Objective:
Go through the entries below and retype them exactly, omitting each picture.

Supplied data:

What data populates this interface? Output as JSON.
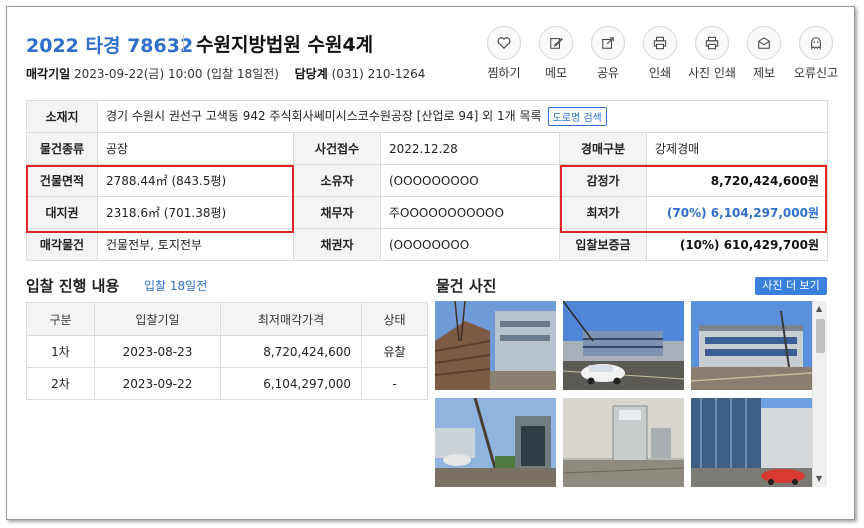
{
  "header": {
    "case_no": "2022 타경 78632",
    "court": "수원지방법원 수원4계",
    "sale_date_label": "매각기일",
    "sale_date": "2023-09-22(금) 10:00 (입찰 18일전)",
    "dept_label": "담당계",
    "dept_phone": "(031) 210-1264"
  },
  "actions": [
    {
      "label": "찜하기",
      "icon": "heart-icon"
    },
    {
      "label": "메모",
      "icon": "pencil-icon"
    },
    {
      "label": "공유",
      "icon": "share-icon"
    },
    {
      "label": "인쇄",
      "icon": "printer-icon"
    },
    {
      "label": "사진 인쇄",
      "icon": "printer-icon"
    },
    {
      "label": "제보",
      "icon": "mail-icon"
    },
    {
      "label": "오류신고",
      "icon": "ghost-icon"
    }
  ],
  "info": {
    "location_label": "소재지",
    "location": "경기 수원시 권선구 고색동 942 주식회사쎄미시스코수원공장 [산업로 94] 외 1개 목록",
    "road_btn": "도로명 검색",
    "type_label": "물건종류",
    "type": "공장",
    "receipt_label": "사건접수",
    "receipt": "2022.12.28",
    "auction_type_label": "경매구분",
    "auction_type": "강제경매",
    "building_area_label": "건물면적",
    "building_area": "2788.44㎡ (843.5평)",
    "owner_label": "소유자",
    "owner": "(OOOOOOOOO",
    "appraisal_label": "감정가",
    "appraisal": "8,720,424,600원",
    "land_label": "대지권",
    "land": "2318.6㎡ (701.38평)",
    "debtor_label": "채무자",
    "debtor": "주OOOOOOOOOOO",
    "min_price_label": "최저가",
    "min_price": "(70%) 6,104,297,000원",
    "sale_obj_label": "매각물건",
    "sale_obj": "건물전부, 토지전부",
    "creditor_label": "채권자",
    "creditor": "(OOOOOOOO",
    "deposit_label": "입찰보증금",
    "deposit": "(10%) 610,429,700원"
  },
  "progress": {
    "title": "입찰 진행 내용",
    "sub": "입찰 18일전",
    "columns": [
      "구분",
      "입찰기일",
      "최저매각가격",
      "상태"
    ],
    "rows": [
      [
        "1차",
        "2023-08-23",
        "8,720,424,600",
        "유찰"
      ],
      [
        "2차",
        "2023-09-22",
        "6,104,297,000",
        "-"
      ]
    ]
  },
  "photos": {
    "title": "물건 사진",
    "more_btn": "사진 더 보기",
    "count": 6
  },
  "colors": {
    "accent": "#2f6fc9",
    "highlight": "#e02424",
    "header_bg": "#f3f4f6"
  }
}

Solution:
What data populates this interface? Output as JSON.
{
  "header": {
    "case_no": "2022 타경 78632",
    "court": "수원지방법원 수원4계",
    "sale_date_label": "매각기일",
    "sale_date": "2023-09-22(금) 10:00 (입찰 18일전)",
    "dept_label": "담당계",
    "dept_phone": "(031) 210-1264"
  },
  "actions": [
    {
      "label": "찜하기",
      "icon": "heart-icon"
    },
    {
      "label": "메모",
      "icon": "pencil-icon"
    },
    {
      "label": "공유",
      "icon": "share-icon"
    },
    {
      "label": "인쇄",
      "icon": "printer-icon"
    },
    {
      "label": "사진 인쇄",
      "icon": "printer-icon"
    },
    {
      "label": "제보",
      "icon": "mail-icon"
    },
    {
      "label": "오류신고",
      "icon": "ghost-icon"
    }
  ],
  "info": {
    "location_label": "소재지",
    "location": "경기 수원시 권선구 고색동 942 주식회사쎄미시스코수원공장 [산업로 94] 외 1개 목록",
    "road_btn": "도로명 검색",
    "type_label": "물건종류",
    "type": "공장",
    "receipt_label": "사건접수",
    "receipt": "2022.12.28",
    "auction_type_label": "경매구분",
    "auction_type": "강제경매",
    "building_area_label": "건물면적",
    "building_area": "2788.44㎡ (843.5평)",
    "owner_label": "소유자",
    "owner": "(OOOOOOOOO",
    "appraisal_label": "감정가",
    "appraisal": "8,720,424,600원",
    "land_label": "대지권",
    "land": "2318.6㎡ (701.38평)",
    "debtor_label": "채무자",
    "debtor": "주OOOOOOOOOOO",
    "min_price_label": "최저가",
    "min_price": "(70%) 6,104,297,000원",
    "sale_obj_label": "매각물건",
    "sale_obj": "건물전부, 토지전부",
    "creditor_label": "채권자",
    "creditor": "(OOOOOOOO",
    "deposit_label": "입찰보증금",
    "deposit": "(10%) 610,429,700원"
  },
  "progress": {
    "title": "입찰 진행 내용",
    "sub": "입찰 18일전",
    "columns": [
      "구분",
      "입찰기일",
      "최저매각가격",
      "상태"
    ],
    "rows": [
      [
        "1차",
        "2023-08-23",
        "8,720,424,600",
        "유찰"
      ],
      [
        "2차",
        "2023-09-22",
        "6,104,297,000",
        "-"
      ]
    ]
  },
  "photos": {
    "title": "물건 사진",
    "more_btn": "사진 더 보기",
    "count": 6
  },
  "colors": {
    "accent": "#2f6fc9",
    "highlight": "#e02424",
    "header_bg": "#f3f4f6"
  }
}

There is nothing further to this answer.